EXTRAIT DU DOCUMENT

● ● ● ● ● ● ●

Ottawa (Ontario), le 20 juin 2000

En présence de monsieur le juge Pinard

Entre :

     JACK RIGBY

     demandeur

     (intimé)

     - et -


     SA MAJESTÉ LA REINE DU CHEF DU CANADA

     représentée par LE MINISTRE DES AFFAIRES INDIENNES

     et DU NORD CANADIEN, LE MINISTÈRE

DES AFFAIRES INDIENNES et DU NORD CANADIEN

     défenderesse

     (appelante)


     ORDONNANCE

     L'appel de la défenderesse (appelante) est rejeté avec dépens.

                                     YVON PINARD
                                 _________________________
                                     JUGE

Traduction certifiée conforme


Julie Boulanger, LL.M.

     Date : 20000620

     Dossier : T-131-00


Entre :

     JACK RIGBY

     demandeur

     (intimé)

● ● ● ● ● ● ●

EXTRAITS DE DONNÉES
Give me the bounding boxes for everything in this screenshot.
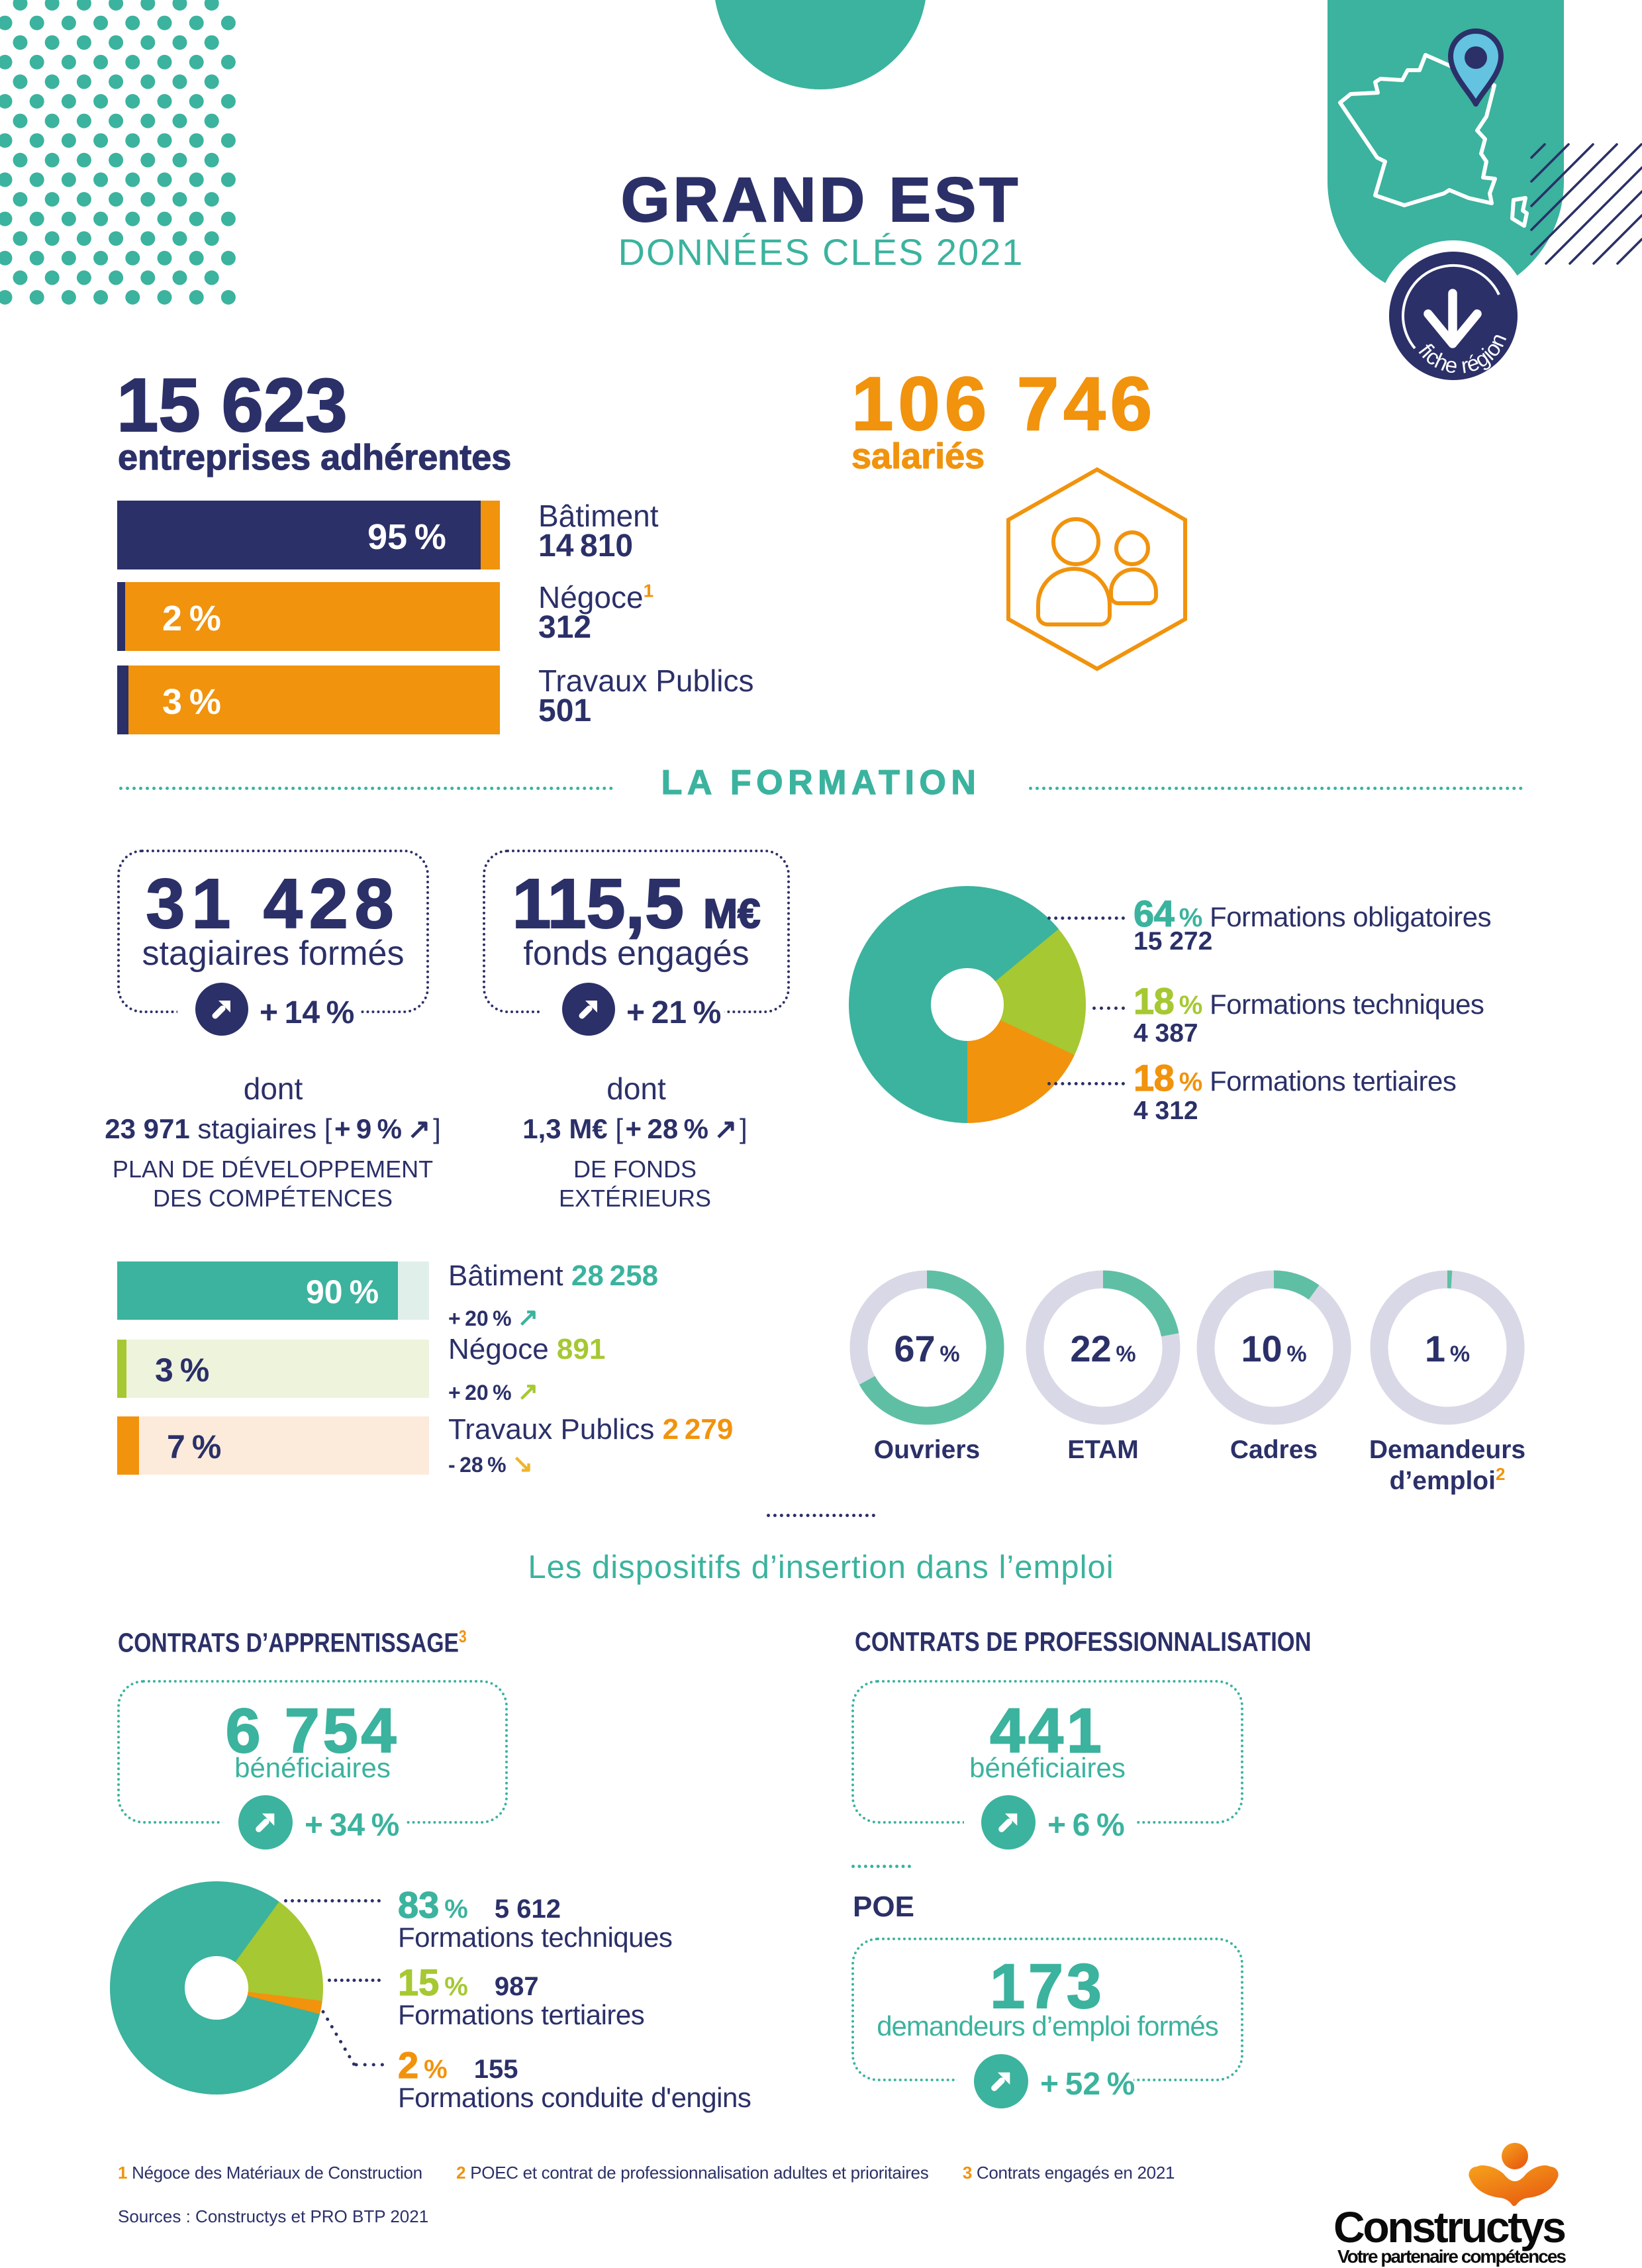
svg-text:Votre partenaire compétences: Votre partenaire compétences — [1337, 2246, 1567, 2267]
svg-text:Constructys: Constructys — [1333, 2202, 1567, 2251]
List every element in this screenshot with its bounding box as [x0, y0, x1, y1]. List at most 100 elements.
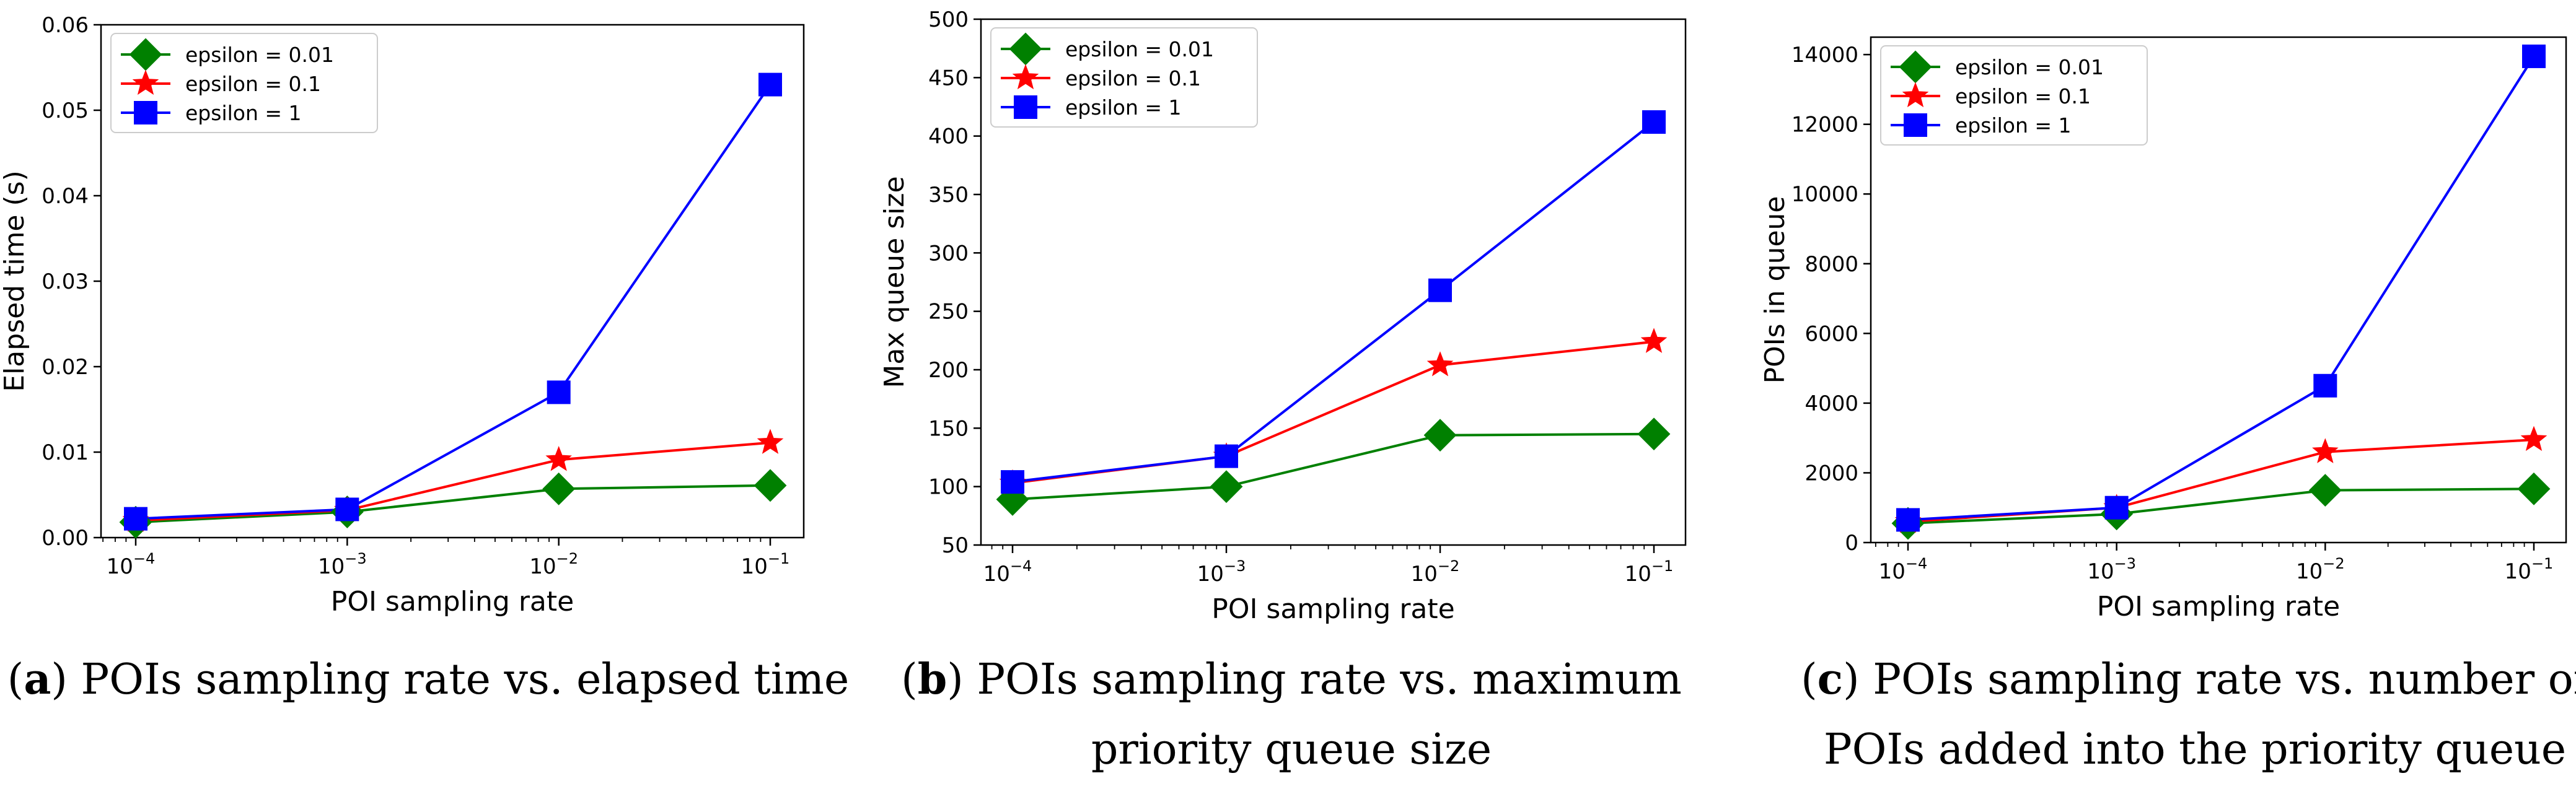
y-tick-label: 0.05 — [42, 98, 89, 123]
legend-label: epsilon = 0.01 — [1065, 37, 1214, 61]
x-tick-exponent: −1 — [768, 550, 789, 567]
data-point-s3-2 — [335, 497, 359, 521]
caption-text: POIs sampling rate vs. maximum — [977, 655, 1681, 704]
y-axis-label: Elapsed time (s) — [0, 170, 30, 391]
y-tick-label: 4000 — [1805, 391, 1858, 416]
caption-line: POIs added into the priority queue — [1824, 725, 2566, 774]
x-tick-label: 10−4 — [107, 550, 156, 579]
legend-box — [110, 33, 378, 133]
x-tick-exponent: −3 — [2114, 555, 2136, 572]
data-point-s2-3 — [2312, 438, 2339, 463]
data-point-s3-1 — [124, 507, 147, 531]
legend-label: epsilon = 0.01 — [185, 43, 334, 67]
data-point-s1-3 — [542, 472, 576, 505]
x-tick-base: 10 — [1411, 562, 1438, 587]
x-tick-base: 10 — [318, 554, 345, 579]
caption-line: (b) POIs sampling rate vs. maximum — [901, 655, 1682, 704]
x-axis-label: POI sampling rate — [2097, 591, 2340, 622]
legend-marker — [134, 101, 157, 124]
legend-marker — [1902, 82, 1929, 108]
y-tick-label: 400 — [928, 124, 969, 149]
legend-marker — [1014, 95, 1037, 119]
x-tick-label: 10−4 — [1879, 555, 1928, 584]
data-point-s3-4 — [2522, 44, 2546, 68]
x-tick-label: 10−3 — [1197, 557, 1246, 587]
y-tick-label: 250 — [928, 300, 969, 325]
data-point-s2-3 — [545, 446, 572, 471]
x-tick-exponent: −4 — [1906, 555, 1927, 572]
series-line-3 — [1907, 55, 2535, 521]
series-line-1 — [1012, 432, 1655, 501]
y-tick-label: 0.03 — [42, 269, 89, 294]
x-tick-base: 10 — [107, 554, 133, 579]
x-tick-base: 10 — [741, 554, 768, 579]
data-point-s3-4 — [1642, 110, 1666, 134]
x-tick-label: 10−1 — [1625, 557, 1674, 587]
y-tick-label: 0.02 — [42, 355, 89, 380]
caption-text: POIs sampling rate vs. number of — [1873, 655, 2576, 704]
y-tick-label: 8000 — [1805, 252, 1858, 277]
plot-frame — [980, 18, 1687, 546]
y-tick-label: 150 — [928, 416, 969, 441]
y-axis-label: Max queue size — [879, 176, 910, 388]
x-tick-exponent: −3 — [1224, 557, 1246, 575]
x-tick-exponent: −1 — [1651, 557, 1673, 575]
caption-text: POIs added into the priority queue — [1824, 725, 2566, 774]
data-point-s2-4 — [2520, 425, 2547, 452]
legend-label: epsilon = 1 — [1955, 113, 2072, 137]
x-tick-label: 10−1 — [2505, 555, 2554, 584]
x-tick-exponent: −2 — [556, 550, 578, 567]
series-line-1 — [135, 484, 771, 524]
y-tick-label: 0.00 — [42, 526, 89, 551]
y-tick-label: 0 — [1845, 531, 1858, 556]
legend-label: epsilon = 0.01 — [1955, 55, 2104, 79]
x-axis-label: POI sampling rate — [1211, 593, 1454, 625]
data-point-s2-4 — [757, 429, 784, 454]
data-point-s3-1 — [1896, 508, 1920, 532]
data-point-s1-4 — [754, 469, 787, 502]
x-tick-base: 10 — [1879, 559, 1906, 584]
y-tick-label: 100 — [928, 475, 969, 500]
legend-marker — [1012, 64, 1039, 90]
caption-line: priority queue size — [1091, 725, 1492, 774]
y-tick-label: 2000 — [1805, 461, 1858, 486]
x-tick-base: 10 — [1625, 562, 1651, 587]
y-axis-label: POIs in queue — [1759, 196, 1791, 384]
y-tick-label: 50 — [942, 533, 969, 558]
caption-text: priority queue size — [1091, 725, 1492, 774]
data-point-s3-2 — [2104, 495, 2129, 520]
caption-paren-open: ( — [7, 655, 24, 704]
caption-line: (c) POIs sampling rate vs. number of — [1801, 655, 2576, 704]
x-tick-base: 10 — [983, 562, 1010, 587]
legend-marker — [1904, 113, 1927, 137]
x-tick-label: 10−3 — [2087, 555, 2136, 584]
series-line-2 — [1907, 438, 2534, 523]
y-tick-label: 0.06 — [42, 13, 89, 38]
y-tick-label: 6000 — [1805, 321, 1858, 346]
caption-line: (a) POIs sampling rate vs. elapsed time — [7, 655, 849, 704]
x-tick-label: 10−1 — [741, 550, 790, 579]
series-line-3 — [1012, 121, 1655, 484]
legend-label: epsilon = 1 — [1065, 95, 1182, 120]
y-tick-label: 500 — [928, 7, 969, 32]
legend-label: epsilon = 0.1 — [1065, 66, 1201, 90]
caption-paren-close: ) — [51, 655, 81, 704]
caption-paren-close: ) — [947, 655, 977, 704]
x-tick-label: 10−2 — [2296, 555, 2345, 584]
y-tick-label: 10000 — [1791, 182, 1858, 207]
data-point-s3-3 — [1428, 278, 1452, 302]
data-point-s1-3 — [1423, 419, 1457, 452]
plot-frame — [1870, 36, 2567, 544]
data-point-s3-3 — [2313, 373, 2337, 398]
y-tick-label: 450 — [928, 66, 969, 90]
x-tick-base: 10 — [2505, 559, 2531, 584]
caption-paren-open: ( — [1801, 655, 1818, 704]
caption-letter: c — [1818, 655, 1843, 704]
x-tick-base: 10 — [2087, 559, 2114, 584]
data-point-s1-2 — [1210, 470, 1243, 504]
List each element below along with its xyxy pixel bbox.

● ● ● ● ● ● ●

EXERCICES À TRAITER
A - Veuillez redonner à l'identique le passage de l'ordonnance qui va de « L'appel de la » jusqu'à « Julie Boulanger, LL.M. » inclus.
B - Transcrivez sans rien changer les lignes du listing, de la ligne contenant « svg-text:Votre partenaire compétences: Votre » jusqu'à la ligne contenant « List every element » incluse.

CORRIGÉS COMPLETS
A -
L'appel de la défenderesse (appelante) est rejeté avec dépens.

                                     YVON PINARD
                                 _________________________
                                     JUGE

Traduction certifiée conforme


Julie Boulanger, LL.M.

B -
svg-text:Votre partenaire compétences: Votre partenaire compétences — [1337, 2246, 1567, 2267]
svg-text:Constructys: Constructys — [1333, 2202, 1567, 2251]
List every element in this screenshot with its bounding box as [x0, y0, x1, y1]. List at most 100 elements.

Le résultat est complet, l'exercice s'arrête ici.